** start Source records **

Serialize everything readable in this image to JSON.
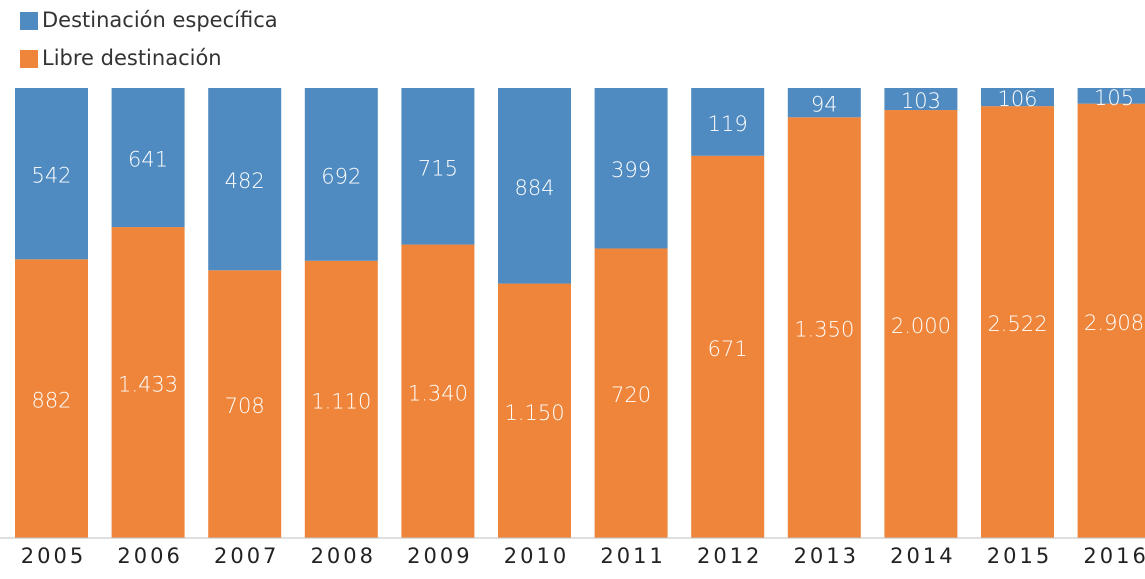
{
  "chart_data": {
    "type": "bar",
    "stacking": "percent",
    "categories": [
      "2005",
      "2006",
      "2007",
      "2008",
      "2009",
      "2010",
      "2011",
      "2012",
      "2013",
      "2014",
      "2015",
      "2016"
    ],
    "series": [
      {
        "name": "Libre destinación",
        "color": "#ee853a",
        "values": [
          882,
          1433,
          708,
          1110,
          1340,
          1150,
          720,
          671,
          1350,
          2000,
          2522,
          2908
        ],
        "value_labels": [
          "882",
          "1.433",
          "708",
          "1.110",
          "1.340",
          "1.150",
          "720",
          "671",
          "1.350",
          "2.000",
          "2.522",
          "2.908"
        ]
      },
      {
        "name": "Destinación específica",
        "color": "#4f8bc1",
        "values": [
          542,
          641,
          482,
          692,
          715,
          884,
          399,
          119,
          94,
          103,
          106,
          105
        ]
      }
    ],
    "legend": "top-left"
  }
}
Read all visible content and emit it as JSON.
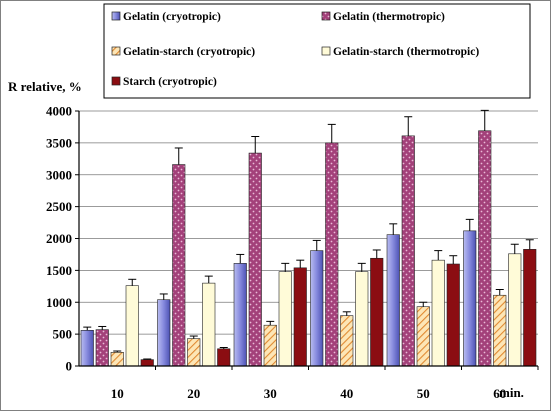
{
  "chart_data": {
    "type": "bar",
    "ylabel": "R relative, %",
    "xlabel": "min.",
    "categories": [
      "10",
      "20",
      "30",
      "40",
      "50",
      "60"
    ],
    "ylim": [
      0,
      4000
    ],
    "yticks": [
      "0",
      "500",
      "1000",
      "1500",
      "2000",
      "2500",
      "3000",
      "3500",
      "4000"
    ],
    "grid": true,
    "legend_position": "top",
    "error_bars": true,
    "series": [
      {
        "name": "Gelatin (cryotropic)",
        "color": "#7b7fd6",
        "pattern": "gradient",
        "values": [
          560,
          1040,
          1610,
          1810,
          2060,
          2120
        ],
        "errors": [
          50,
          90,
          140,
          160,
          170,
          180
        ]
      },
      {
        "name": "Gelatin (thermotropic)",
        "color": "#a3417a",
        "pattern": "dots",
        "values": [
          570,
          3160,
          3340,
          3500,
          3610,
          3690
        ],
        "errors": [
          50,
          260,
          260,
          290,
          300,
          320
        ]
      },
      {
        "name": "Gelatin-starch (cryotropic)",
        "color": "#f2b36b",
        "pattern": "hatch",
        "values": [
          215,
          430,
          640,
          790,
          930,
          1110
        ],
        "errors": [
          20,
          40,
          60,
          60,
          70,
          90
        ]
      },
      {
        "name": "Gelatin-starch (thermotropic)",
        "color": "#fffbd8",
        "pattern": "plain",
        "values": [
          1260,
          1300,
          1480,
          1480,
          1660,
          1760
        ],
        "errors": [
          100,
          110,
          130,
          130,
          150,
          150
        ]
      },
      {
        "name": "Starch (cryotropic)",
        "color": "#8b0d12",
        "pattern": "plain",
        "values": [
          100,
          270,
          1540,
          1690,
          1600,
          1830
        ],
        "errors": [
          10,
          20,
          120,
          130,
          130,
          150
        ]
      }
    ]
  }
}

** end Source records **

**Do this:** Count each line of the entries that holds the word "pattern", then state the total and nothing more.

**Exercise result:** 5